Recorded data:

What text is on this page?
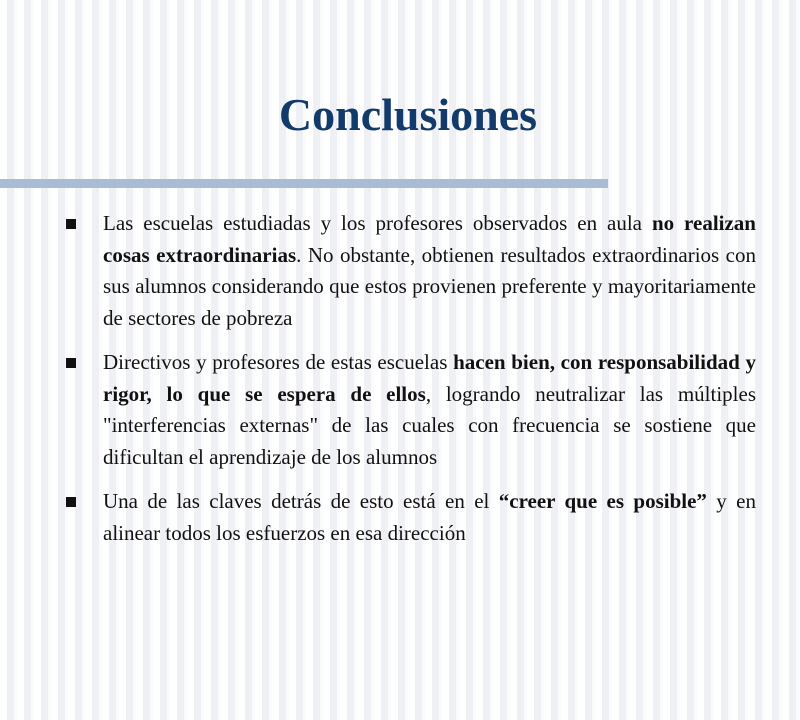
Conclusiones
Las escuelas estudiadas y los profesores observados en aula no realizan cosas extraordinarias. No obstante, obtienen resultados extraordinarios con sus alumnos considerando que estos provienen preferente y mayoritariamente de sectores de pobreza
Directivos y profesores de estas escuelas hacen bien, con responsabilidad y rigor, lo que se espera de ellos, logrando neutralizar las múltiples "interferencias externas" de las cuales con frecuencia se sostiene que dificultan el aprendizaje de los alumnos
Una de las claves detrás de esto está en el “creer que es posible” y en alinear todos los esfuerzos en esa dirección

**Aim of the task:** Every record above should come back exactly, but without its pictures.

**Answer to the problem:**
What text is on this page?
Conclusiones
Las escuelas estudiadas y los profesores observados en aula no realizan cosas extraordinarias. No obstante, obtienen resultados extraordinarios con sus alumnos considerando que estos provienen preferente y mayoritariamente de sectores de pobreza
Directivos y profesores de estas escuelas hacen bien, con responsabilidad y rigor, lo que se espera de ellos, logrando neutralizar las múltiples "interferencias externas" de las cuales con frecuencia se sostiene que dificultan el aprendizaje de los alumnos
Una de las claves detrás de esto está en el “creer que es posible” y en alinear todos los esfuerzos en esa dirección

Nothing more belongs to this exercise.